Data excerpts
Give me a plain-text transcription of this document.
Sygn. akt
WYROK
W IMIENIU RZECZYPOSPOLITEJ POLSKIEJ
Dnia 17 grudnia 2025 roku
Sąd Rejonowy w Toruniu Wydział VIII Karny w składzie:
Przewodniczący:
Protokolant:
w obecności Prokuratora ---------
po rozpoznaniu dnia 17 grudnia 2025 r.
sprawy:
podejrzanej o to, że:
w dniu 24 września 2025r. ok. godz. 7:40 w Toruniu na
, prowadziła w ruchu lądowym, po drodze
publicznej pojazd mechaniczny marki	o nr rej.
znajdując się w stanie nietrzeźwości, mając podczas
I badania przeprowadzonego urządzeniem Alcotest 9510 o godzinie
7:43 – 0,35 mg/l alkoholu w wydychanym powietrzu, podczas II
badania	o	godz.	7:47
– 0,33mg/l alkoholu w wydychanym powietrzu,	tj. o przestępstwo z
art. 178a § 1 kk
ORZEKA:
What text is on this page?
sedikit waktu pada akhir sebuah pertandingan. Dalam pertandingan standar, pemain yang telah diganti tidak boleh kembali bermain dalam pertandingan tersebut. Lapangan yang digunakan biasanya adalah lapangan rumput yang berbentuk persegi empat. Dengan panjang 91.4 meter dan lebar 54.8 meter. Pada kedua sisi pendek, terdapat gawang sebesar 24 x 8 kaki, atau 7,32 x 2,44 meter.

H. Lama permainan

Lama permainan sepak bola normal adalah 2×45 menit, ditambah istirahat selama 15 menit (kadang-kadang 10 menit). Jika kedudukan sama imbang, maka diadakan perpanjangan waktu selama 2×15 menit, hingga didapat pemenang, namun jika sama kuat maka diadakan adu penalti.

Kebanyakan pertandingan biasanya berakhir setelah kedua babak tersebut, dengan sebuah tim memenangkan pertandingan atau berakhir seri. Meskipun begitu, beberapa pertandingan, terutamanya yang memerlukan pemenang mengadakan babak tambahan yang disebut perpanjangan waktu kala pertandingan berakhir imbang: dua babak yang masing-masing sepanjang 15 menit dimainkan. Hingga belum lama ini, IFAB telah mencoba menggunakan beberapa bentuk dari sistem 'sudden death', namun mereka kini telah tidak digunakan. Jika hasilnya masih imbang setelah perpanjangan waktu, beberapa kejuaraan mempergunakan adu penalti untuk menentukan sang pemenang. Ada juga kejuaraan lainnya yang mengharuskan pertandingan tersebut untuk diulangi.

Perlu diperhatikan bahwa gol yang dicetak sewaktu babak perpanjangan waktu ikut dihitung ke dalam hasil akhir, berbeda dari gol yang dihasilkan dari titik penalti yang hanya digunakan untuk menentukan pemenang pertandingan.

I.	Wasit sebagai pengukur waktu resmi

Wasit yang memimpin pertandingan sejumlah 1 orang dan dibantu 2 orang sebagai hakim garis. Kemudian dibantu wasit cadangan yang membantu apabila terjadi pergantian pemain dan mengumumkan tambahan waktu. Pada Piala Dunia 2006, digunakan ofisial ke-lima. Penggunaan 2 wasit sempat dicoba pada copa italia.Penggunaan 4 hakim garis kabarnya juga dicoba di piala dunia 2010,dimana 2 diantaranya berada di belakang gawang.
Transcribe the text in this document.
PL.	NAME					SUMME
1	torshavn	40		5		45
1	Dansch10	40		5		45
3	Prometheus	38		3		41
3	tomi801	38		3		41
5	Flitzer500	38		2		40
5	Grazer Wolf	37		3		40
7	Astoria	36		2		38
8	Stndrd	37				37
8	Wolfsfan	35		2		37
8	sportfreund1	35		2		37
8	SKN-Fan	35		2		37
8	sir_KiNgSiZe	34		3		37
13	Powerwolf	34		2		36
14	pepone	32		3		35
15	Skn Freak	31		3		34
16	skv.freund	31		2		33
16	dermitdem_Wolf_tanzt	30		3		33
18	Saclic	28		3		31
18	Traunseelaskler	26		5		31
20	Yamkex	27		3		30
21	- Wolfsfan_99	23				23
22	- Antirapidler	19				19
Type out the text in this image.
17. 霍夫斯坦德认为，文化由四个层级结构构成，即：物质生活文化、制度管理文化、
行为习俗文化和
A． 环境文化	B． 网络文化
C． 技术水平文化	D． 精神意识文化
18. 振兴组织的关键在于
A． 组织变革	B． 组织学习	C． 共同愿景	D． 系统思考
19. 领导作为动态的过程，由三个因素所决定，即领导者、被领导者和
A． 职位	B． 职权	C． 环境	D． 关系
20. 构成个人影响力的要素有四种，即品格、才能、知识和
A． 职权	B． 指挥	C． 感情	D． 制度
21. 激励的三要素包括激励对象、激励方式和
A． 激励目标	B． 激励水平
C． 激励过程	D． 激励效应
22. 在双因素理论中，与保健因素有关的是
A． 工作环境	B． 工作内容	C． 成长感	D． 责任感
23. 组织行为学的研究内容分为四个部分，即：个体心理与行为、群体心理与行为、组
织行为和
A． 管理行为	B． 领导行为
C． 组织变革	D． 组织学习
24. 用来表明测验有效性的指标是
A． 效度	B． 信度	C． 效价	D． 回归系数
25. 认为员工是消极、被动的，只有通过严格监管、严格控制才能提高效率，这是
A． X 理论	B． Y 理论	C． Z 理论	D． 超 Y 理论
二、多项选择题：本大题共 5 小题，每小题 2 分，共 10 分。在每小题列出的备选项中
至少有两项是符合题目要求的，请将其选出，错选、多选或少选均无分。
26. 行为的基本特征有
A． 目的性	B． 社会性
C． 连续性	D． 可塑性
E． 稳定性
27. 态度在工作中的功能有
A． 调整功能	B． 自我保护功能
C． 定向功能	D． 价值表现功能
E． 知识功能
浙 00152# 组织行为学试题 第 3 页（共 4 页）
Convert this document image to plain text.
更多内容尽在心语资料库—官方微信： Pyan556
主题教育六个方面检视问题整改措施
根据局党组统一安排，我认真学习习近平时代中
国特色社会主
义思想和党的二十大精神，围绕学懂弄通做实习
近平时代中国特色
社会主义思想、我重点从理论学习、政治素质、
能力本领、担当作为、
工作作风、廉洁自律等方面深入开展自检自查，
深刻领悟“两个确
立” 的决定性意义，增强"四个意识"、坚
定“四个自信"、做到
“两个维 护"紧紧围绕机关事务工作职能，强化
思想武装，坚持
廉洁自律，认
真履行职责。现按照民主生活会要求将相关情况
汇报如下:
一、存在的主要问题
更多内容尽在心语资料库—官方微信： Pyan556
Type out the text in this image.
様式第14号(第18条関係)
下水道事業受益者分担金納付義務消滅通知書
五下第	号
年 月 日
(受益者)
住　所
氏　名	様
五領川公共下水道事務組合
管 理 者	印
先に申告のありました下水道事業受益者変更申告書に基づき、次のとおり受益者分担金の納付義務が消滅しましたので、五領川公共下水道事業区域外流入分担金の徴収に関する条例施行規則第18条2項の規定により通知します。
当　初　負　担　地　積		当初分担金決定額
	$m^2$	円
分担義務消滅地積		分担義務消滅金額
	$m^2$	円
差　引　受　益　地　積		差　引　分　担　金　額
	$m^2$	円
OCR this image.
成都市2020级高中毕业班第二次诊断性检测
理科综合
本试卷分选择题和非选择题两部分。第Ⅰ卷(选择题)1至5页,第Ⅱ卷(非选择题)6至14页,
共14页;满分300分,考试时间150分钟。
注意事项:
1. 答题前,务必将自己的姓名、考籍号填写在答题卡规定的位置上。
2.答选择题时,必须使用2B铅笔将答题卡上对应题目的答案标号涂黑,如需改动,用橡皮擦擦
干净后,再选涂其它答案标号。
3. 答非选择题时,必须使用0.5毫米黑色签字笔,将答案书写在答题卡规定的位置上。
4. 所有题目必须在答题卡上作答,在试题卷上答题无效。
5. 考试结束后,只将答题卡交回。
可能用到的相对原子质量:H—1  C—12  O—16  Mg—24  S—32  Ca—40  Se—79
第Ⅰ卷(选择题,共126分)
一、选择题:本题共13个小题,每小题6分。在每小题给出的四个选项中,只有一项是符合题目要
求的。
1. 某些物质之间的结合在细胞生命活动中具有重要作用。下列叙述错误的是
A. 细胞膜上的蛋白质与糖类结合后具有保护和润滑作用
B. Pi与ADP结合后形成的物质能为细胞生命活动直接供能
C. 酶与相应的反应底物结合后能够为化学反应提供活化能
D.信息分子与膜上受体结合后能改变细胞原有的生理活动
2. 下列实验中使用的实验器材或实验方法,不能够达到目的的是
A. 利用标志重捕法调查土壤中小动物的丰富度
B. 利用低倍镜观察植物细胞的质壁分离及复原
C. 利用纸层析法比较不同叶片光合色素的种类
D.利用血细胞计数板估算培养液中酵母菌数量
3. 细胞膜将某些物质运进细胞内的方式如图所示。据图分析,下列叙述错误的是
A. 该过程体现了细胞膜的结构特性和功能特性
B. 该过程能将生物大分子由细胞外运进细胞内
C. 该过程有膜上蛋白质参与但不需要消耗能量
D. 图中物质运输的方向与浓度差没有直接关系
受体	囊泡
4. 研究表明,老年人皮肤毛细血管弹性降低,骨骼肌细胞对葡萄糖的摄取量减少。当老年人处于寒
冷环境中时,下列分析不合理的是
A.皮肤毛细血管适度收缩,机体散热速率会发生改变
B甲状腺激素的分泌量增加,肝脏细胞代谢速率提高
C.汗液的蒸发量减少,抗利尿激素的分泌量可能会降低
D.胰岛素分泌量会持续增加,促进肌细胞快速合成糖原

Given problem
Extract all lines from the material above that include the word "powietrzu".

Response to this task
7:43 – 0,35 mg/l alkoholu w wydychanym powietrzu, podczas II
– 0,33mg/l alkoholu w wydychanym powietrzu,	tj. o przestępstwo z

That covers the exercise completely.